### Task requirements:
Check every line in the records below for the word "Security" and report how many have it, nothing more.

[Stored entries]

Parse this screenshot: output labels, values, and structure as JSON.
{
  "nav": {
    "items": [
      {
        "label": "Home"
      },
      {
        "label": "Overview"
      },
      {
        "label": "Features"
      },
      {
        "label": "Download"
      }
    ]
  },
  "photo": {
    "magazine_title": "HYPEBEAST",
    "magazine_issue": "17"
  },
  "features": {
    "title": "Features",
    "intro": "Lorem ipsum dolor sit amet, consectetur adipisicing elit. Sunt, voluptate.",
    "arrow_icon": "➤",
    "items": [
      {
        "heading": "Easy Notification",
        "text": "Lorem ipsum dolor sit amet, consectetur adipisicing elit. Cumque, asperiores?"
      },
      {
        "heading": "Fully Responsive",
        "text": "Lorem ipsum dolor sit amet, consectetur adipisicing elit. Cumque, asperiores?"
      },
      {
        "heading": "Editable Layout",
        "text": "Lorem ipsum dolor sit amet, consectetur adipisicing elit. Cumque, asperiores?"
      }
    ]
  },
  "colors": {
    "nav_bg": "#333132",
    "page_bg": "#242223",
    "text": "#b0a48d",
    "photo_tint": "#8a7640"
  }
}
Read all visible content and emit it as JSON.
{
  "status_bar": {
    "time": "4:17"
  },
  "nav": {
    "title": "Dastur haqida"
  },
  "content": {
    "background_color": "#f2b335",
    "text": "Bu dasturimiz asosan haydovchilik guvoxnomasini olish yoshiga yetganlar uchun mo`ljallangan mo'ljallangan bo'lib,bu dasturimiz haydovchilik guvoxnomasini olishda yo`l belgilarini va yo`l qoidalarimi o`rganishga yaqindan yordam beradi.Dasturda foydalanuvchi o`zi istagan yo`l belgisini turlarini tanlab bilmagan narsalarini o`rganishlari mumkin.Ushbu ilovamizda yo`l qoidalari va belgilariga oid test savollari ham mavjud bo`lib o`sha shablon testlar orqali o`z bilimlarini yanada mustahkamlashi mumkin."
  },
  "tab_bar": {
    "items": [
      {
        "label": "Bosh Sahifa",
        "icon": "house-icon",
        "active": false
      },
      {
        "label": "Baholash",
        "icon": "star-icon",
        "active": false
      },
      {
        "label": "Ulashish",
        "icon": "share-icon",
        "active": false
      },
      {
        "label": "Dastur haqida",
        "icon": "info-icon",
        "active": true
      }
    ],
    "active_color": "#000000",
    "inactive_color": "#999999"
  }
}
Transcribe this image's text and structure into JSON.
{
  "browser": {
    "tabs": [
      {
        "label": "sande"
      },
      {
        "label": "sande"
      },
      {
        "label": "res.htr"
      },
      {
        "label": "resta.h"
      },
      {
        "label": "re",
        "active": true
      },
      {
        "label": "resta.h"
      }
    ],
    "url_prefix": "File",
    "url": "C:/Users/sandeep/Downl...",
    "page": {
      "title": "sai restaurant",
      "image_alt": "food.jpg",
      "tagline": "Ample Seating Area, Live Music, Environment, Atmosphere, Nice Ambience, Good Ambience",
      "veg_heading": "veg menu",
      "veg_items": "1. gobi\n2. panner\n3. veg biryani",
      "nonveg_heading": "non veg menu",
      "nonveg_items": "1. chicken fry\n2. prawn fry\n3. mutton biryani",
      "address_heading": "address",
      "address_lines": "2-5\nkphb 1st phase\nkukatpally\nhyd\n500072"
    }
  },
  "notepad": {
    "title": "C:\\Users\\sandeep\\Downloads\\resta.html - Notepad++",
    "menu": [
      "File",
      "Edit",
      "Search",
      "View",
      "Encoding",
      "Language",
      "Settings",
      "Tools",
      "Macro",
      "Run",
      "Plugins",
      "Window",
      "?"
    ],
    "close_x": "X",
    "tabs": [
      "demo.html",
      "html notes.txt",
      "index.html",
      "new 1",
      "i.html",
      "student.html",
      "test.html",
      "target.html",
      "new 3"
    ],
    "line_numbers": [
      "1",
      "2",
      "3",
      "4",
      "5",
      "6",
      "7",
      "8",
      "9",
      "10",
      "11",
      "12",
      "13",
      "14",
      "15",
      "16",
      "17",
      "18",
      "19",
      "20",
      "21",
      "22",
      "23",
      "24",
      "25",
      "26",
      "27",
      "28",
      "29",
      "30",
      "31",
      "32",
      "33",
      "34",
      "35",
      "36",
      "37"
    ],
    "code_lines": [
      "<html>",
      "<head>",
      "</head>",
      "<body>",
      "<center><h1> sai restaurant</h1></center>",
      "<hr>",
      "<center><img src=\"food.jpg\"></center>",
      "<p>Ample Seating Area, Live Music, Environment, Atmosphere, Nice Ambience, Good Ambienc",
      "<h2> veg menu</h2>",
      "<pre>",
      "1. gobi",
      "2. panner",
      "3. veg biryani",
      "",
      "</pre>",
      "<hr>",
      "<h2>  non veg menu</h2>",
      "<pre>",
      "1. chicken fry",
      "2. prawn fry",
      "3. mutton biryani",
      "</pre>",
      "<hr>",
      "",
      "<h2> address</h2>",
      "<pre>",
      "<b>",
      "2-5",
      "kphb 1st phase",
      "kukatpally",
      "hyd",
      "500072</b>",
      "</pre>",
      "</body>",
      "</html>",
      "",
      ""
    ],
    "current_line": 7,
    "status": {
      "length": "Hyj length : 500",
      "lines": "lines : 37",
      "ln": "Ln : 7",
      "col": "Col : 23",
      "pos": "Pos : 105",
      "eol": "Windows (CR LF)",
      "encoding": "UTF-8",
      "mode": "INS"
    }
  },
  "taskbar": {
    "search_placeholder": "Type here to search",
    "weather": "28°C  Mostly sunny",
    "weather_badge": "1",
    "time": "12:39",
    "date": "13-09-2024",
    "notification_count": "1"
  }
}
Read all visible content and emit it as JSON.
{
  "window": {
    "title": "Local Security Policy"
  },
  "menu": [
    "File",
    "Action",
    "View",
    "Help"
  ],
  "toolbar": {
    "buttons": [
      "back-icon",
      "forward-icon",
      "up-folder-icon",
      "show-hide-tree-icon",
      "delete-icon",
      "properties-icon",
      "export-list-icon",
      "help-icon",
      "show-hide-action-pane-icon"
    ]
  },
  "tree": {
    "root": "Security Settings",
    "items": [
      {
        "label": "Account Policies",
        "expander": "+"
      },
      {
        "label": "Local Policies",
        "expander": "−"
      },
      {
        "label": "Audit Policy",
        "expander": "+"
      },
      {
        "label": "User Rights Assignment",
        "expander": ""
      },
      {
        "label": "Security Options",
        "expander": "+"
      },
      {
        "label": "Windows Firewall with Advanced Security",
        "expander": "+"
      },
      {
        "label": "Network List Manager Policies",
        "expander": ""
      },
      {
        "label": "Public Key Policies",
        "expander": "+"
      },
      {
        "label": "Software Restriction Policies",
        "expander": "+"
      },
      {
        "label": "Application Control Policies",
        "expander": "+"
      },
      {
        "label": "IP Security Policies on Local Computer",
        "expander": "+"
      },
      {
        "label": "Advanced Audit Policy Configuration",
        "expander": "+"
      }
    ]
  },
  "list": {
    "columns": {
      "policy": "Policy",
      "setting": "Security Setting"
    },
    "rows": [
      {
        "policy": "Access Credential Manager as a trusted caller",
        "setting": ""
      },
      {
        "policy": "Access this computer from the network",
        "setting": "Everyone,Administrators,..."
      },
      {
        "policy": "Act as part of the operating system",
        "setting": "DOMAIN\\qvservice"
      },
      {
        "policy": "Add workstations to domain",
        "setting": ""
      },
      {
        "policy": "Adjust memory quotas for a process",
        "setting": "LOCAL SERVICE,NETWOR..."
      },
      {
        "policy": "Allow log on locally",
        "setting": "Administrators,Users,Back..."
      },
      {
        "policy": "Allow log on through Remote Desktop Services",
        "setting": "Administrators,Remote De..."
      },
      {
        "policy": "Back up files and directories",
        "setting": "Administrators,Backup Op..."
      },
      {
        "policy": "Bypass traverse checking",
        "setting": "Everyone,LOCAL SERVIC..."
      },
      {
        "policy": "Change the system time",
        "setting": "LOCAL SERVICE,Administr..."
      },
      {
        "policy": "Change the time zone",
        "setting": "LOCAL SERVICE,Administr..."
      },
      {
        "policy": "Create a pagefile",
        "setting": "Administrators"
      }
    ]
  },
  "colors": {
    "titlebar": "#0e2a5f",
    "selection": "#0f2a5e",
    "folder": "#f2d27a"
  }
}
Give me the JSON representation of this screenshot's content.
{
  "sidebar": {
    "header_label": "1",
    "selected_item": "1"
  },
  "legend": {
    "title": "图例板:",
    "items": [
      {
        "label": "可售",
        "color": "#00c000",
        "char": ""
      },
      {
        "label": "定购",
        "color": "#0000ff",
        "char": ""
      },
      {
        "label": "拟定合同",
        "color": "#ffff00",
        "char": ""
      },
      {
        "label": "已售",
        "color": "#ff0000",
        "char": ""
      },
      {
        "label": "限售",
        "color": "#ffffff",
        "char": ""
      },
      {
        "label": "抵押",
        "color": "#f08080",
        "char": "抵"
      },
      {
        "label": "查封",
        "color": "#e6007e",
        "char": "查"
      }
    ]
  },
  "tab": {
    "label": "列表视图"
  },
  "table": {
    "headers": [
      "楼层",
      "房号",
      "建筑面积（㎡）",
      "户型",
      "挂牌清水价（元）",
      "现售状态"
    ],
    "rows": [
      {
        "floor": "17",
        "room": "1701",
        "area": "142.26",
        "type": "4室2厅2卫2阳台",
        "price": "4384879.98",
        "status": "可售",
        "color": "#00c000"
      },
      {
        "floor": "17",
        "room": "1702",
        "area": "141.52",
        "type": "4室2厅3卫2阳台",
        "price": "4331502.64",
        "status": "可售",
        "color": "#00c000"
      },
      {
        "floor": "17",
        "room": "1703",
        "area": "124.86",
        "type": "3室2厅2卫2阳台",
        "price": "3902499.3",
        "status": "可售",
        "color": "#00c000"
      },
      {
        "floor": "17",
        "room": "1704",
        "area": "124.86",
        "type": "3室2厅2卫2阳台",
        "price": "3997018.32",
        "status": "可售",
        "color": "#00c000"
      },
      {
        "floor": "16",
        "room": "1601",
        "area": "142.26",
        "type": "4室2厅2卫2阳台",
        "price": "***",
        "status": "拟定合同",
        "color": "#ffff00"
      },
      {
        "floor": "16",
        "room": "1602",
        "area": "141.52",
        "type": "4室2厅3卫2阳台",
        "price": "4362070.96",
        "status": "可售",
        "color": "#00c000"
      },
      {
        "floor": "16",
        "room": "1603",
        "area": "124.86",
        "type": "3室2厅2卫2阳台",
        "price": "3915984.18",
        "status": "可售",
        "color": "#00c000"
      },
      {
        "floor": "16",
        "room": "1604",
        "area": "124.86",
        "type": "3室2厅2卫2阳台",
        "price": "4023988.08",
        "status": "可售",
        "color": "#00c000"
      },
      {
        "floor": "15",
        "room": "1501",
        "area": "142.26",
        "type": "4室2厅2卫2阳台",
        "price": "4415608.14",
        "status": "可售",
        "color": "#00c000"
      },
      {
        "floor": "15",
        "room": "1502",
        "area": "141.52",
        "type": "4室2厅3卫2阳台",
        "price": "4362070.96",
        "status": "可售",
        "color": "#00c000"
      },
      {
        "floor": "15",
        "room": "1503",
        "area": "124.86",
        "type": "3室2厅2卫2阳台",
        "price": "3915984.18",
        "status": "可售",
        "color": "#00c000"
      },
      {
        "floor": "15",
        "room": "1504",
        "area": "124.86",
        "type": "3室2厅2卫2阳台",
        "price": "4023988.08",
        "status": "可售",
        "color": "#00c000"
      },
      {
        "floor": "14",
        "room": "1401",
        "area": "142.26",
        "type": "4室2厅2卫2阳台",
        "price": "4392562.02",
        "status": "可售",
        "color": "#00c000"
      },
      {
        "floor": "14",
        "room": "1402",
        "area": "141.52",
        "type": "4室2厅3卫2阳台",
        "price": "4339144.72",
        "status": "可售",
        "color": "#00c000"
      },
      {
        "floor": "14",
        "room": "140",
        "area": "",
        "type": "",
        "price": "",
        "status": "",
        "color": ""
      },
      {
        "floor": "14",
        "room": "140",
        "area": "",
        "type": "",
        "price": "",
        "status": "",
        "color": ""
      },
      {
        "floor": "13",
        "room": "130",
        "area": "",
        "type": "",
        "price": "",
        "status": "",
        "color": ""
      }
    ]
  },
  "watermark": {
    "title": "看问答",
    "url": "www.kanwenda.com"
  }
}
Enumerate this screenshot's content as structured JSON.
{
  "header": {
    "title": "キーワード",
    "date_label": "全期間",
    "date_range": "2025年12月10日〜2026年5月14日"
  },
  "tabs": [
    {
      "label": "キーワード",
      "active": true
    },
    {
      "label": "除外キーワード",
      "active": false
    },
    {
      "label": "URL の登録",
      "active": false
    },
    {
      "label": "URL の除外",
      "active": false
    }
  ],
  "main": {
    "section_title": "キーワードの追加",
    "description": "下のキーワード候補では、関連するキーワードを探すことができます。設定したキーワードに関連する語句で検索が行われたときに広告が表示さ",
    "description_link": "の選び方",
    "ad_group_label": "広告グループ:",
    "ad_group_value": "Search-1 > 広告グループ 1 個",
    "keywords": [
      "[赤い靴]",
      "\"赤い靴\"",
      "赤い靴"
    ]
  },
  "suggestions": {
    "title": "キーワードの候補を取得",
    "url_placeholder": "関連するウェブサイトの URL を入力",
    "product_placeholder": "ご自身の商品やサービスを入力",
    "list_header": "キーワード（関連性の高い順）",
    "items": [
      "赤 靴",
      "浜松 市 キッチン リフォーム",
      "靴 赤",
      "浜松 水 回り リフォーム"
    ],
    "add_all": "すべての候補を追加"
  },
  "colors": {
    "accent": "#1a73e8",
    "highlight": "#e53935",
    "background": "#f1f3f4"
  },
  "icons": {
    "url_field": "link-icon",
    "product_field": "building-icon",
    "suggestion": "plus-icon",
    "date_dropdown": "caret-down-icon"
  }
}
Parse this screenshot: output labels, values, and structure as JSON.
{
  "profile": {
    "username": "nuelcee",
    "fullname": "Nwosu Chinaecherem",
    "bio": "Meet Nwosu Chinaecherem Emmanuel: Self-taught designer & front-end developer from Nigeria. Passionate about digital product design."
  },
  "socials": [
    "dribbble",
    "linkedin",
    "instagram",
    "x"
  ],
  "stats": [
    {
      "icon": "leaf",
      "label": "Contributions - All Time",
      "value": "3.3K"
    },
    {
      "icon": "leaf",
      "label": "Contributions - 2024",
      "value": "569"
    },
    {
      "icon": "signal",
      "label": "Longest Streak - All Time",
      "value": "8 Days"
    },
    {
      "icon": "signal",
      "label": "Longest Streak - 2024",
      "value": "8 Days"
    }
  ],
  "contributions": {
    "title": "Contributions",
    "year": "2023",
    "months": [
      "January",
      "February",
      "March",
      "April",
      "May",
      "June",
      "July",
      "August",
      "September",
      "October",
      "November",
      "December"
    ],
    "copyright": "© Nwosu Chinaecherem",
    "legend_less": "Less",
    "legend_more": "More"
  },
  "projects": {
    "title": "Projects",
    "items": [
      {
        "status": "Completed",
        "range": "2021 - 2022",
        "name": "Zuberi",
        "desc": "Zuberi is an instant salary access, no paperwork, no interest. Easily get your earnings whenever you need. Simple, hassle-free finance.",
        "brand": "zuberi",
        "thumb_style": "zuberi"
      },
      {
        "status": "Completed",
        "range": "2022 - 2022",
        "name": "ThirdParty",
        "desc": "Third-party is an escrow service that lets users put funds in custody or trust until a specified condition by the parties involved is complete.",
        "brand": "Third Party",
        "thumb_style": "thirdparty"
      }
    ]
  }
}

### Result below:
6